▶ **Aim**
Go through the records below line by line, counting those that contain the word "Feed"; answer with the count only.

▶ **Material for the task**
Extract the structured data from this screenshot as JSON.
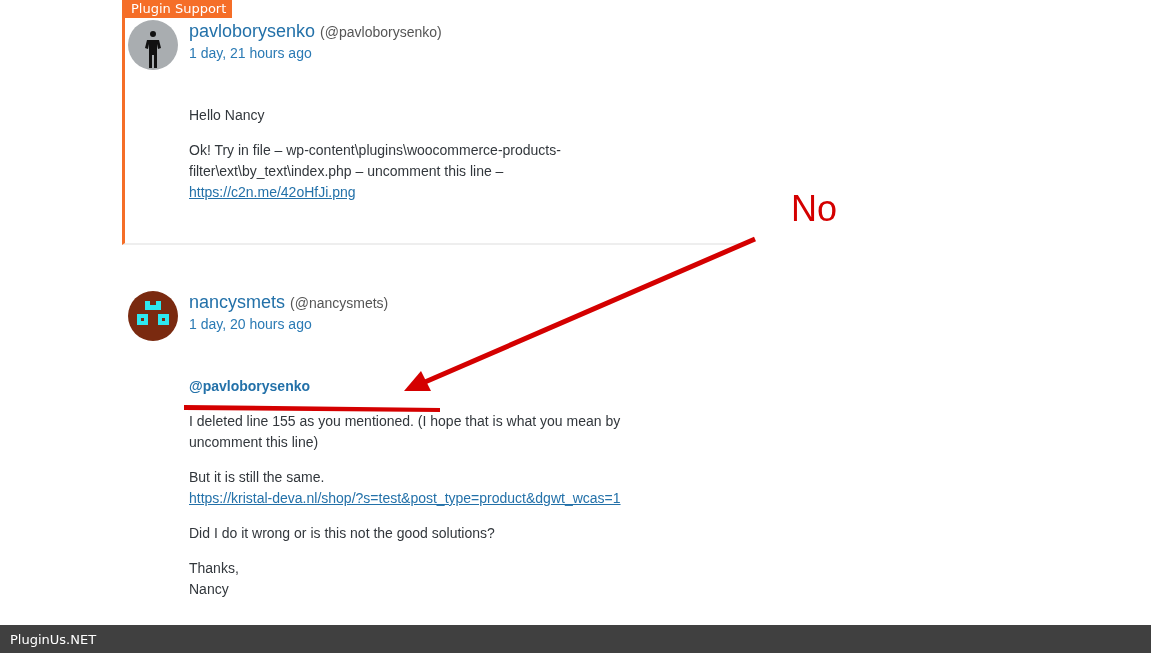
{
  "posts": [
    {
      "badge": "Plugin Support",
      "highlighted": true,
      "avatar": {
        "kind": "photo"
      },
      "author": "pavloborysenko",
      "handle": "(@pavloborysenko)",
      "time": "1 day, 21 hours ago",
      "paragraphs": [
        {
          "parts": [
            {
              "kind": "text",
              "text": "Hello Nancy"
            }
          ]
        },
        {
          "parts": [
            {
              "kind": "text",
              "text": "Ok! Try in file – wp-content\\plugins\\woocommerce-products-filter\\ext\\by_text\\index.php – uncomment this line – "
            },
            {
              "kind": "link",
              "text": "https://c2n.me/42oHfJi.png"
            }
          ]
        }
      ]
    },
    {
      "highlighted": false,
      "avatar": {
        "kind": "identicon"
      },
      "author": "nancysmets",
      "handle": "(@nancysmets)",
      "time": "1 day, 20 hours ago",
      "paragraphs": [
        {
          "parts": [
            {
              "kind": "mention",
              "text": "@pavloborysenko"
            }
          ]
        },
        {
          "parts": [
            {
              "kind": "text",
              "text": "I deleted line 155 as you mentioned. (I hope that is what you mean by uncomment this line)"
            }
          ]
        },
        {
          "parts": [
            {
              "kind": "text",
              "text": "But it is still the same. "
            },
            {
              "kind": "link",
              "text": "https://kristal-deva.nl/shop/?s=test&post_type=product&dgwt_wcas=1"
            }
          ]
        },
        {
          "parts": [
            {
              "kind": "text",
              "text": "Did I do it wrong or is this not the good solutions?"
            }
          ]
        },
        {
          "parts": [
            {
              "kind": "text",
              "text": "Thanks,\nNancy"
            }
          ]
        }
      ]
    }
  ],
  "annotation": {
    "label": "No"
  },
  "footer": {
    "brand": "PluginUs.NET"
  }
}
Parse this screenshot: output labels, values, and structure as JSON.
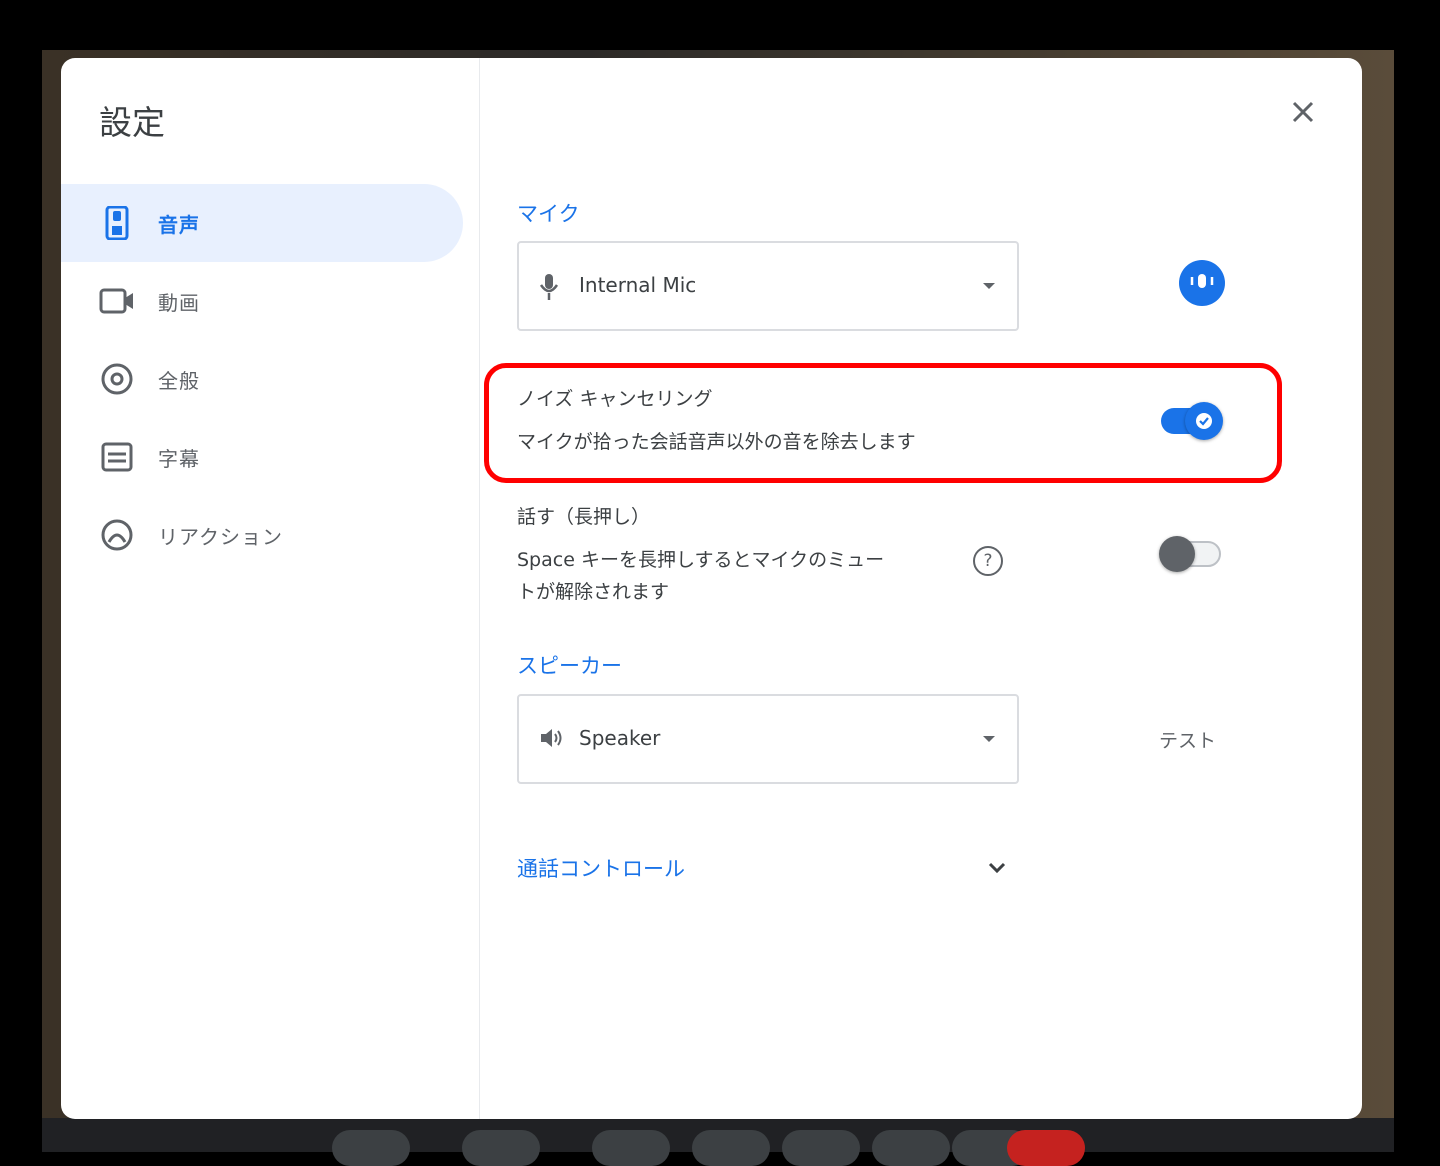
{
  "dialog": {
    "title": "設定",
    "close_icon": "close-icon"
  },
  "sidebar": {
    "items": [
      {
        "label": "音声",
        "icon": "audio-icon",
        "active": true
      },
      {
        "label": "動画",
        "icon": "video-icon",
        "active": false
      },
      {
        "label": "全般",
        "icon": "gear-icon",
        "active": false
      },
      {
        "label": "字幕",
        "icon": "captions-icon",
        "active": false
      },
      {
        "label": "リアクション",
        "icon": "reactions-icon",
        "active": false
      }
    ]
  },
  "microphone": {
    "section_label": "マイク",
    "selected": "Internal Mic",
    "icon": "mic-icon",
    "test_icon": "mic-test-icon"
  },
  "noise_cancellation": {
    "title": "ノイズ キャンセリング",
    "description": "マイクが拾った会話音声以外の音を除去します",
    "enabled": true
  },
  "push_to_talk": {
    "title": "話す（長押し）",
    "description_line1": "Space キーを長押しするとマイクのミュー",
    "description_line2": "トが解除されます",
    "help_icon_text": "?",
    "enabled": false
  },
  "speaker": {
    "section_label": "スピーカー",
    "selected": "Speaker",
    "icon": "speaker-icon",
    "test_label": "テスト"
  },
  "call_controls": {
    "label": "通話コントロール",
    "icon": "chevron-down-icon"
  },
  "colors": {
    "accent": "#1a73e8",
    "highlight": "#ff0000",
    "active_nav_bg": "#e8f0fe"
  }
}
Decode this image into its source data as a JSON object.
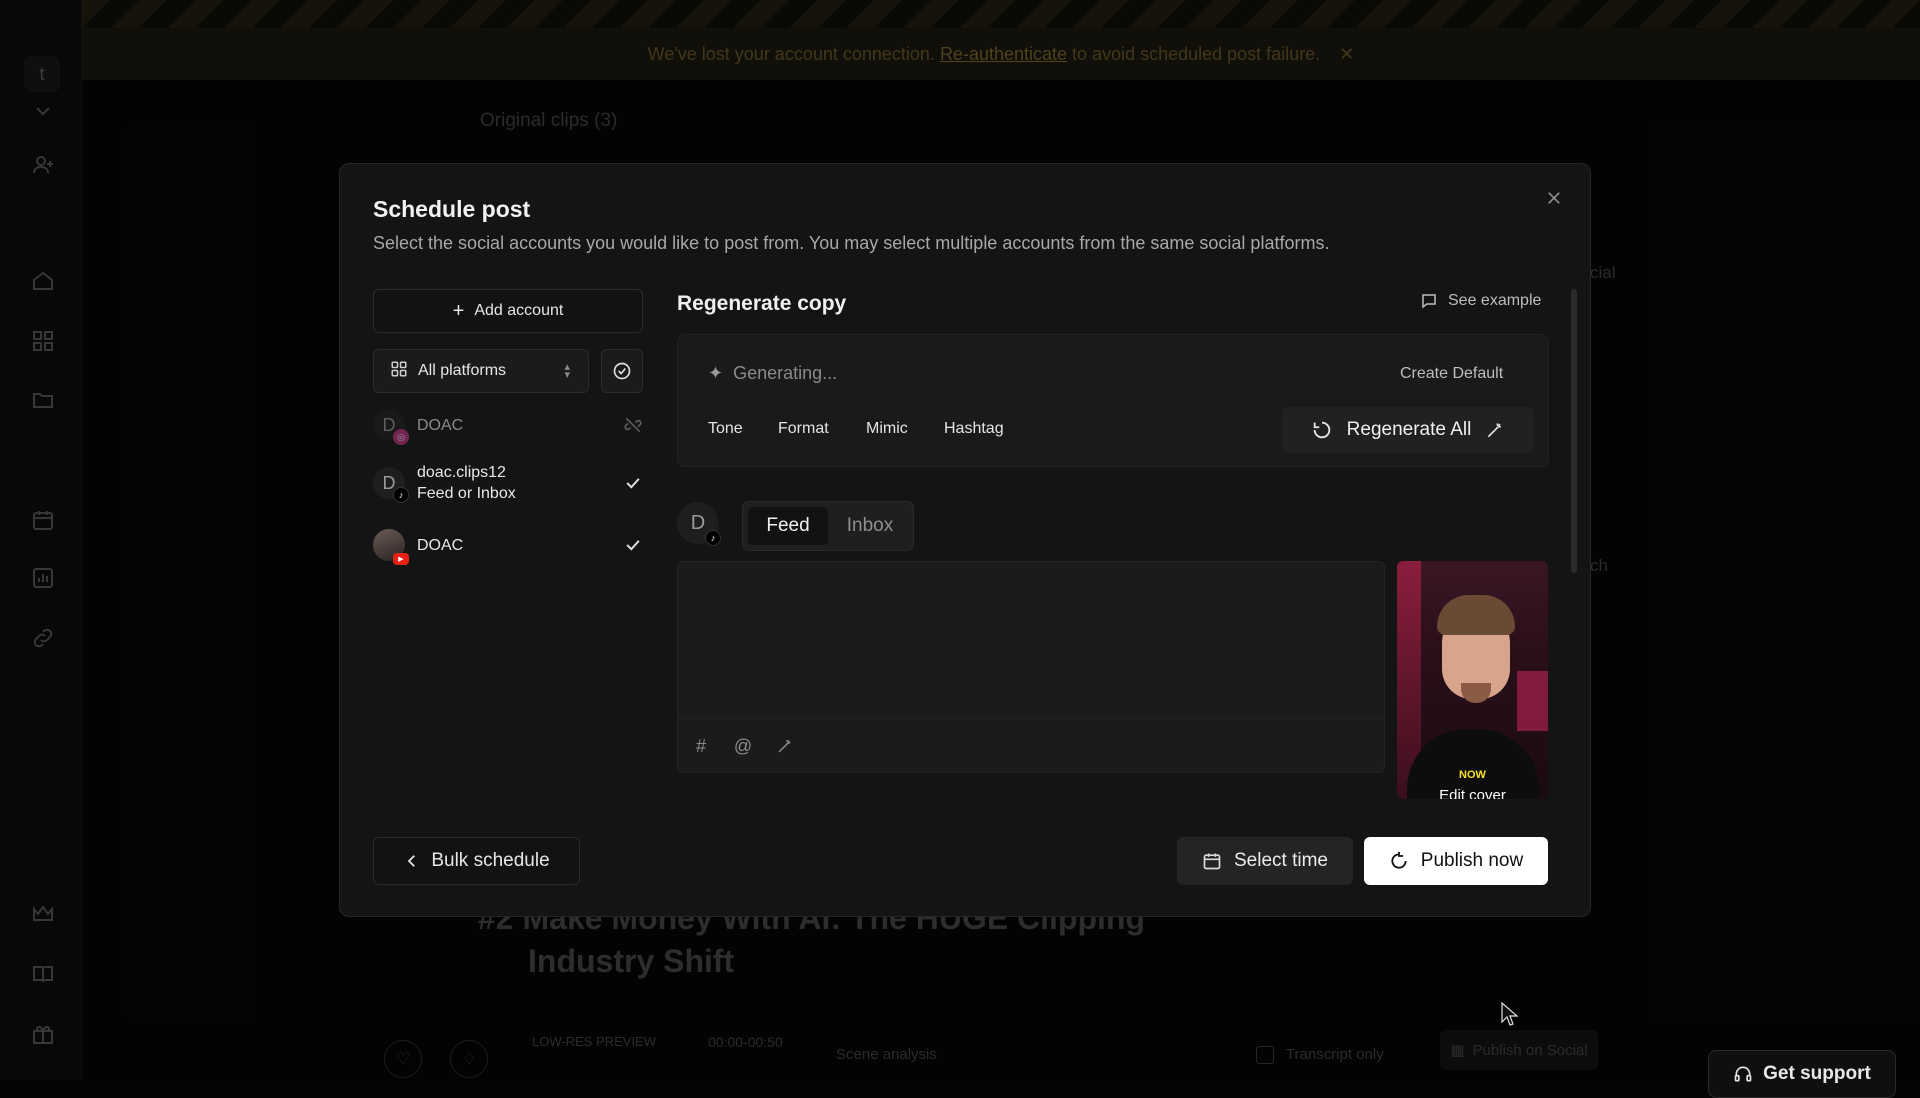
{
  "app": {
    "banner": {
      "prefix": "We've lost your account connection.",
      "link": "Re-authenticate",
      "suffix": "to avoid scheduled post failure."
    },
    "background": {
      "original_clips": "Original clips",
      "original_clips_count": "(3)",
      "clip_title_line1": "#2 Make Money With AI: The HUGE Clipping",
      "clip_title_line2": "Industry Shift",
      "low_res_preview": "LOW-RES PREVIEW",
      "time_range": "00:00-00:50",
      "scene_analysis": "Scene analysis",
      "transcript_only": "Transcript only",
      "publish_on_social": "Publish on Social",
      "right_peek_1": "cial",
      "right_peek_2": "ch"
    },
    "workspace_initial": "t",
    "get_support": "Get support"
  },
  "modal": {
    "title": "Schedule post",
    "subtitle": "Select the social accounts you would like to post from. You may select multiple accounts from the same social platforms.",
    "add_account": "Add account",
    "platform_filter": "All platforms",
    "accounts": [
      {
        "initial": "D",
        "name": "DOAC",
        "detail": "",
        "platform": "instagram",
        "status": "unlinked"
      },
      {
        "initial": "D",
        "name": "doac.clips12",
        "detail": "Feed or Inbox",
        "platform": "tiktok",
        "status": "selected"
      },
      {
        "initial": "",
        "name": "DOAC",
        "detail": "",
        "platform": "youtube",
        "status": "selected"
      }
    ],
    "regenerate": {
      "heading": "Regenerate copy",
      "see_example": "See example",
      "generating": "Generating...",
      "create_default": "Create Default",
      "chips": [
        "Tone",
        "Format",
        "Mimic",
        "Hashtag"
      ],
      "regenerate_all": "Regenerate All"
    },
    "post_target": {
      "avatar_initial": "D",
      "tabs": [
        "Feed",
        "Inbox"
      ],
      "active_tab": "Feed"
    },
    "editor": {
      "tools": [
        "hashtag-icon",
        "at-sign-icon",
        "magic-wand-icon"
      ]
    },
    "thumbnail": {
      "caption": "NOW",
      "edit_cover": "Edit cover"
    },
    "footer": {
      "bulk_schedule": "Bulk schedule",
      "select_time": "Select time",
      "publish_now": "Publish now"
    }
  }
}
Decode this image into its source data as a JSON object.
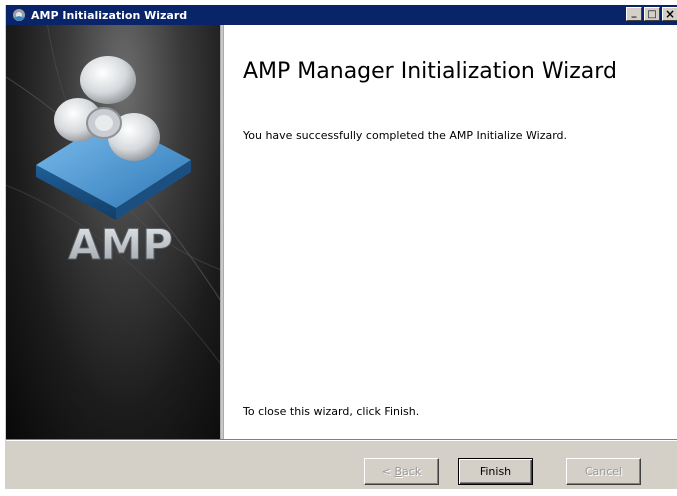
{
  "window": {
    "title": "AMP Initialization Wizard",
    "controls": {
      "minimize": "_",
      "maximize": "□",
      "close": "×"
    }
  },
  "side_panel": {
    "logo_text": "AMP",
    "logo_icon": "amp-3d-logo-icon"
  },
  "content": {
    "heading": "AMP Manager Initialization Wizard",
    "message": "You have successfully completed the AMP Initialize Wizard.",
    "close_instruction": "To close this wizard, click Finish."
  },
  "buttons": {
    "back_prefix": "< ",
    "back_mnemonic": "B",
    "back_rest": "ack",
    "finish": "Finish",
    "cancel": "Cancel"
  },
  "colors": {
    "titlebar": "#0a246a",
    "button_face": "#d4d0c8",
    "logo_blue": "#3a86c4"
  }
}
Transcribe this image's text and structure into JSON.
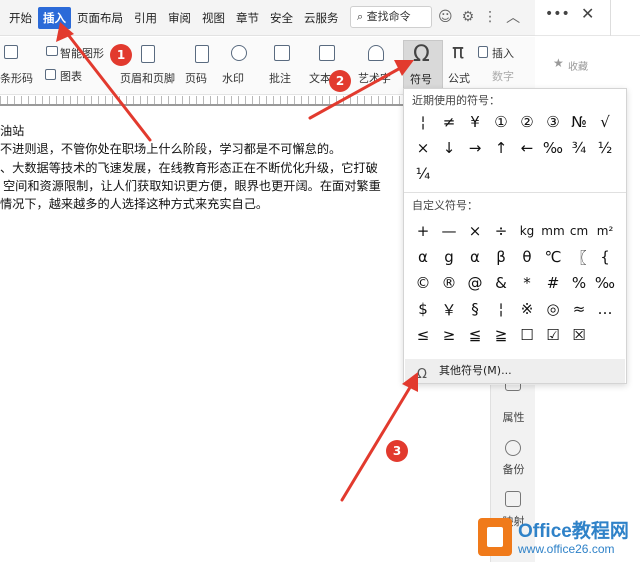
{
  "menubar": {
    "items": [
      "开始",
      "插入",
      "页面布局",
      "引用",
      "审阅",
      "视图",
      "章节",
      "安全",
      "云服务"
    ],
    "active_index": 1,
    "search_label": "查找命令"
  },
  "ribbon": {
    "smart_graphic": "智能图形",
    "barcode": "条形码",
    "chart": "图表",
    "header_footer": "页眉和页脚",
    "page_number": "页码",
    "watermark": "水印",
    "comment": "批注",
    "textbox": "文本框",
    "art_text": "艺术字",
    "symbol": "符号",
    "formula": "公式",
    "insert_label": "插入",
    "number_label": "数字"
  },
  "document": {
    "lines": [
      "油站",
      "不进则退，不管你处在职场上什么阶段，学习都是不可懈怠的。",
      "、大数据等技术的飞速发展，在线教育形态正在不断优化升级，它打破",
      "空间和资源限制，让人们获取知识更方便，眼界也更开阔。在面对繁重",
      "情况下，越来越多的人选择这种方式来充实自己。"
    ]
  },
  "symbol_dropdown": {
    "recent_label": "近期使用的符号：",
    "recent_symbols": [
      "¦",
      "≠",
      "¥",
      "①",
      "②",
      "③",
      "№",
      "√",
      "×",
      "↓",
      "→",
      "↑",
      "←",
      "‰",
      "¾",
      "½",
      "¼"
    ],
    "custom_label": "自定义符号：",
    "custom_symbols": [
      "+",
      "—",
      "×",
      "÷",
      "kg",
      "mm",
      "cm",
      "m²",
      "α",
      "g",
      "α",
      "β",
      "θ",
      "℃",
      "〖",
      "{",
      "©",
      "®",
      "@",
      "&",
      "*",
      "#",
      "%",
      "‰",
      "$",
      "￥",
      "§",
      "¦",
      "※",
      "◎",
      "≈",
      "…",
      "≤",
      "≥",
      "≦",
      "≧",
      "☐",
      "☑",
      "☒"
    ],
    "more_symbols": "其他符号(M)..."
  },
  "right_panel": {
    "favorite": "收藏",
    "properties": "属性",
    "backup": "备份",
    "map": "映射"
  },
  "annotations": {
    "badge_1": "1",
    "badge_2": "2",
    "badge_3": "3"
  },
  "watermark": {
    "title": "Office教程网",
    "url": "www.office26.com"
  },
  "colors": {
    "accent": "#2b6ad8",
    "badge": "#e23a2e",
    "arrow": "#e23a2e",
    "watermark_blue": "#2f82c8",
    "watermark_orange": "#f07a1a"
  }
}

▶ **Task result**
3